> **EXERCISE PROMPT**:
All of the material should be reproduced exactly, with pictures left out.

> **RECORDS FOR THIS TASK**:
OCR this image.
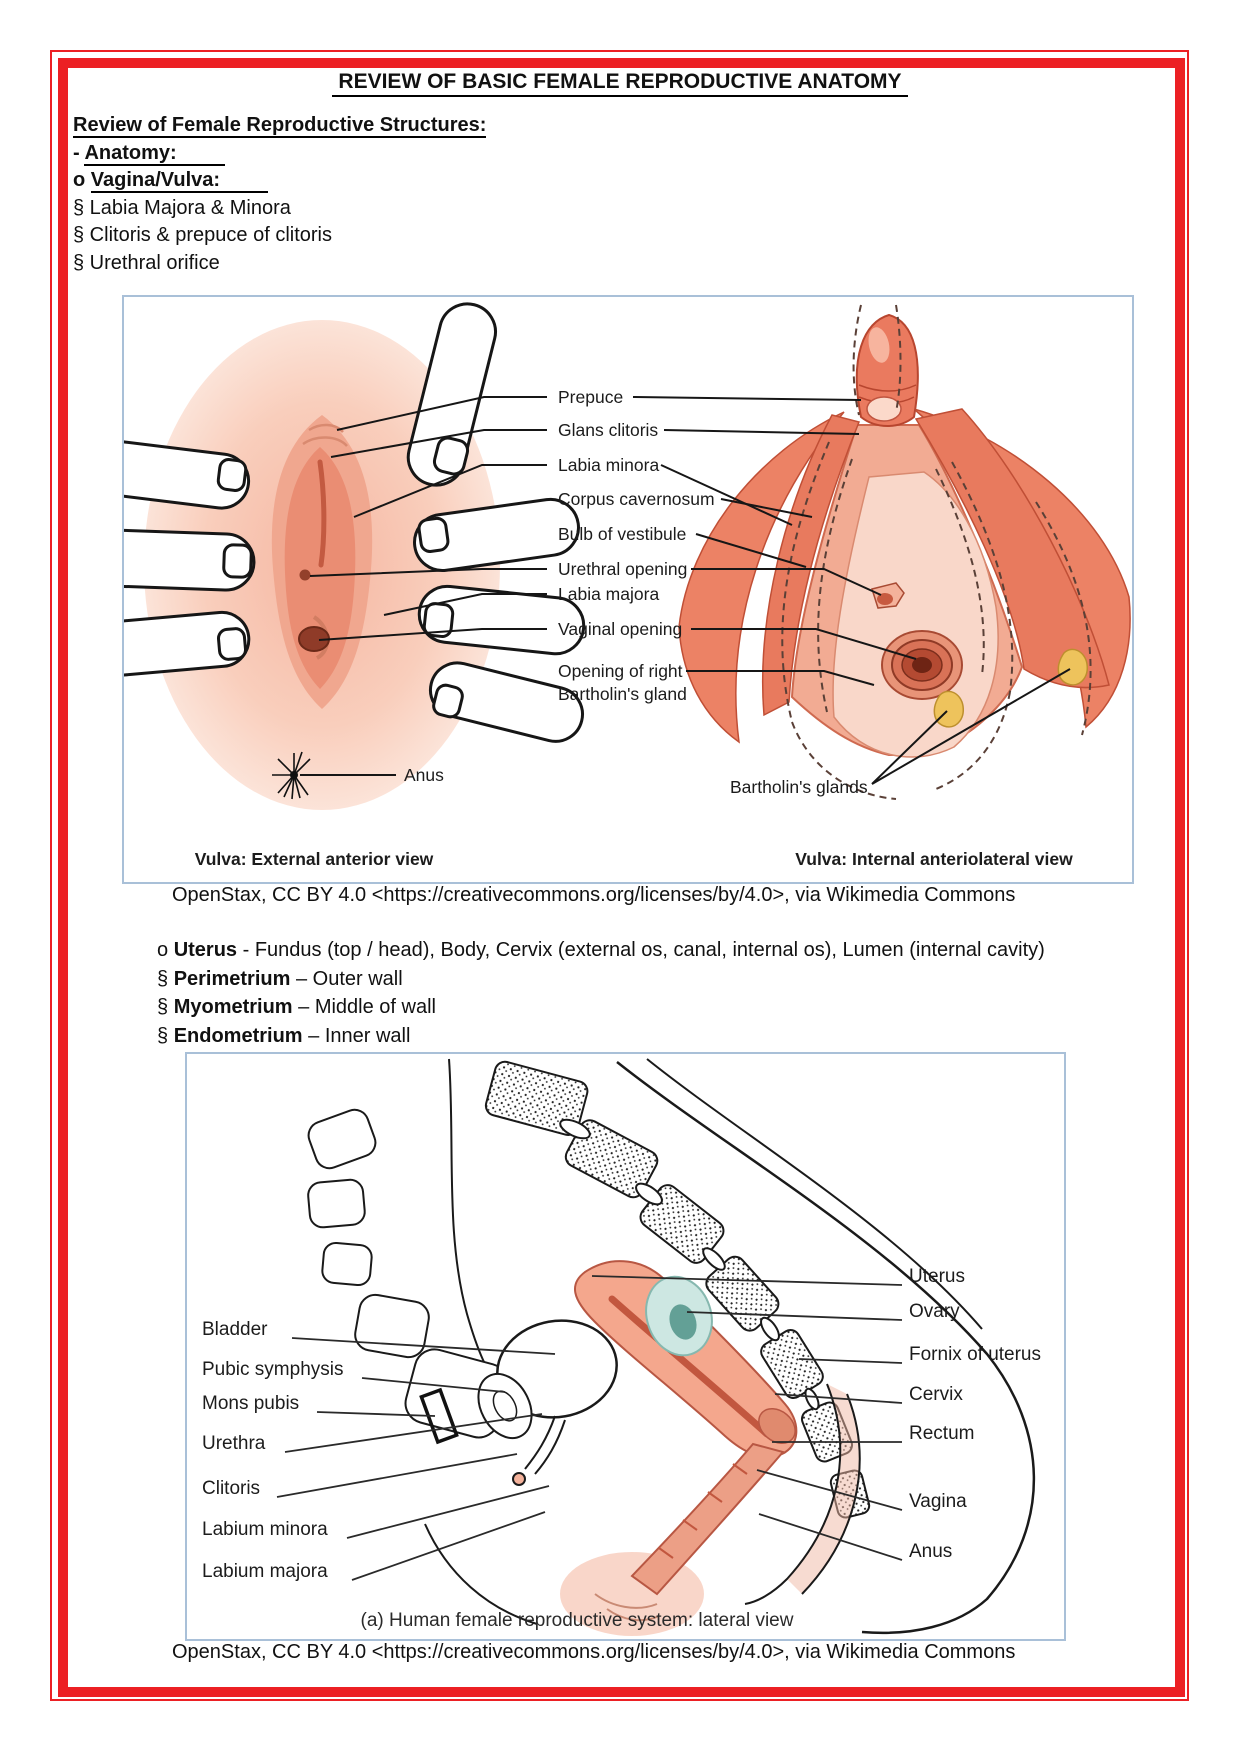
REVIEW OF BASIC FEMALE REPRODUCTIVE ANATOMY
Review of Female Reproductive Structures:
- Anatomy:
o Vagina/Vulva:
§ Labia Majora & Minora
§ Clitoris & prepuce of clitoris
§ Urethral orifice
Prepuce
Glans clitoris
Labia minora
Corpus cavernosum
Bulb of vestibule
Urethral opening
Labia majora
Vaginal opening
Opening of right
Bartholin's gland
Anus
Bartholin's glands
Vulva: External anterior view	Vulva: Internal anteriolateral view
OpenStax, CC BY 4.0 <https://creativecommons.org/licenses/by/4.0>, via Wikimedia Commons
o Uterus - Fundus (top / head), Body, Cervix (external os, canal, internal os), Lumen (internal cavity)
§ Perimetrium – Outer wall
§ Myometrium – Middle of wall
§ Endometrium – Inner wall
Bladder
Pubic symphysis
Mons pubis
Urethra
Clitoris
Labium minora
Labium majora
Uterus
Ovary
Fornix of uterus
Cervix
Rectum
Vagina
Anus
(a) Human female reproductive system: lateral view
OpenStax, CC BY 4.0 <https://creativecommons.org/licenses/by/4.0>, via Wikimedia Commons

> **SOLUTION FOR THIS PROBLEM**:
OCR this image.
REVIEW OF BASIC FEMALE REPRODUCTIVE ANATOMY
Review of Female Reproductive Structures:
- Anatomy:
o Vagina/Vulva:
§ Labia Majora & Minora
§ Clitoris & prepuce of clitoris
§ Urethral orifice
Prepuce
Glans clitoris
Labia minora
Corpus cavernosum
Bulb of vestibule
Urethral opening
Labia majora
Vaginal opening
Opening of right
Bartholin's gland
Anus
Bartholin's glands
Vulva: External anterior view	Vulva: Internal anteriolateral view
OpenStax, CC BY 4.0 <https://creativecommons.org/licenses/by/4.0>, via Wikimedia Commons
o Uterus - Fundus (top / head), Body, Cervix (external os, canal, internal os), Lumen (internal cavity)
§ Perimetrium – Outer wall
§ Myometrium – Middle of wall
§ Endometrium – Inner wall
Bladder
Pubic symphysis
Mons pubis
Urethra
Clitoris
Labium minora
Labium majora
Uterus
Ovary
Fornix of uterus
Cervix
Rectum
Vagina
Anus
(a) Human female reproductive system: lateral view
OpenStax, CC BY 4.0 <https://creativecommons.org/licenses/by/4.0>, via Wikimedia Commons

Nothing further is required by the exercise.